__WRITTEN TASK__
Search the listing below for the string "trzymać" and copy every line where it occurs.

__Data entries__
-- -- --
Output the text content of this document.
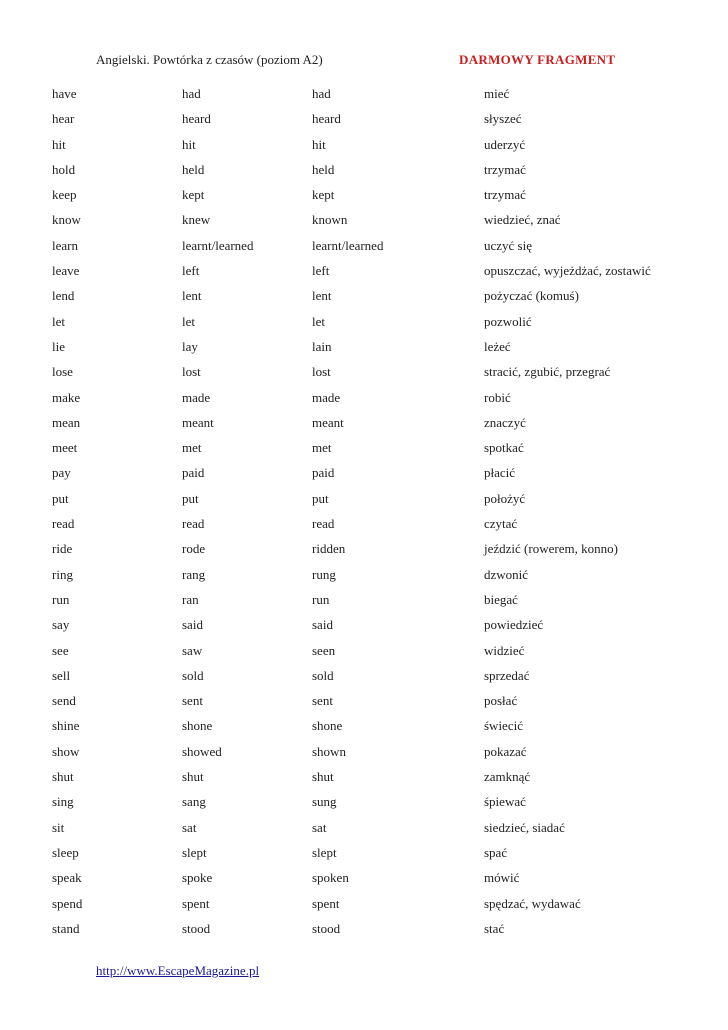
Angielski. Powtórka z czasów (poziom A2)	DARMOWY FRAGMENT
have	had	had	mieć
hear	heard	heard	słyszeć
hit	hit	hit	uderzyć
hold	held	held	trzymać
keep	kept	kept	trzymać
know	knew	known	wiedzieć, znać
learn	learnt/learned	learnt/learned	uczyć się
leave	left	left	opuszczać, wyjeżdżać, zostawić
lend	lent	lent	pożyczać (komuś)
let	let	let	pozwolić
lie	lay	lain	leżeć
lose	lost	lost	stracić, zgubić, przegrać
make	made	made	robić
mean	meant	meant	znaczyć
meet	met	met	spotkać
pay	paid	paid	płacić
put	put	put	położyć
read	read	read	czytać
ride	rode	ridden	jeździć (rowerem, konno)
ring	rang	rung	dzwonić
run	ran	run	biegać
say	said	said	powiedzieć
see	saw	seen	widzieć
sell	sold	sold	sprzedać
send	sent	sent	posłać
shine	shone	shone	świecić
show	showed	shown	pokazać
shut	shut	shut	zamknąć
sing	sang	sung	śpiewać
sit	sat	sat	siedzieć, siadać
sleep	slept	slept	spać
speak	spoke	spoken	mówić
spend	spent	spent	spędzać, wydawać
stand	stood	stood	stać
http://www.EscapeMagazine.pl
-- -- --
__EXERCISE RESULT__
hold	held	held	trzymać
keep	kept	kept	trzymać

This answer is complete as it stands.